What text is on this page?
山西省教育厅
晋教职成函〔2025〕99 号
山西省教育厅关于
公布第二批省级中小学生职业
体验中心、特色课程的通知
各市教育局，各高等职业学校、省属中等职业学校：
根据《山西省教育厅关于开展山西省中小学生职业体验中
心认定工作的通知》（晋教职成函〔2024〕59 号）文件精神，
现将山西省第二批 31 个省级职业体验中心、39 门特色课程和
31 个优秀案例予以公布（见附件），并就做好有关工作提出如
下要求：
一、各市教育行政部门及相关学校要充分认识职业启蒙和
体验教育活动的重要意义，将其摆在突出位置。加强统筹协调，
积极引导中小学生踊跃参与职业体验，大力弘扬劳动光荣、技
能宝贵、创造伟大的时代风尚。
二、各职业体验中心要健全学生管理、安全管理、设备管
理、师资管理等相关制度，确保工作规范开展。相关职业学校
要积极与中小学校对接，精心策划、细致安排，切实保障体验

+++++

* _SET PROBLEM_:
Repeat back the data above, exact to the last character.

* _ANSWER TO THIS PROBLEM_:
What text is on this page?
山西省教育厅
晋教职成函〔2025〕99 号
山西省教育厅关于
公布第二批省级中小学生职业
体验中心、特色课程的通知
各市教育局，各高等职业学校、省属中等职业学校：
根据《山西省教育厅关于开展山西省中小学生职业体验中
心认定工作的通知》（晋教职成函〔2024〕59 号）文件精神，
现将山西省第二批 31 个省级职业体验中心、39 门特色课程和
31 个优秀案例予以公布（见附件），并就做好有关工作提出如
下要求：
一、各市教育行政部门及相关学校要充分认识职业启蒙和
体验教育活动的重要意义，将其摆在突出位置。加强统筹协调，
积极引导中小学生踊跃参与职业体验，大力弘扬劳动光荣、技
能宝贵、创造伟大的时代风尚。
二、各职业体验中心要健全学生管理、安全管理、设备管
理、师资管理等相关制度，确保工作规范开展。相关职业学校
要积极与中小学校对接，精心策划、细致安排，切实保障体验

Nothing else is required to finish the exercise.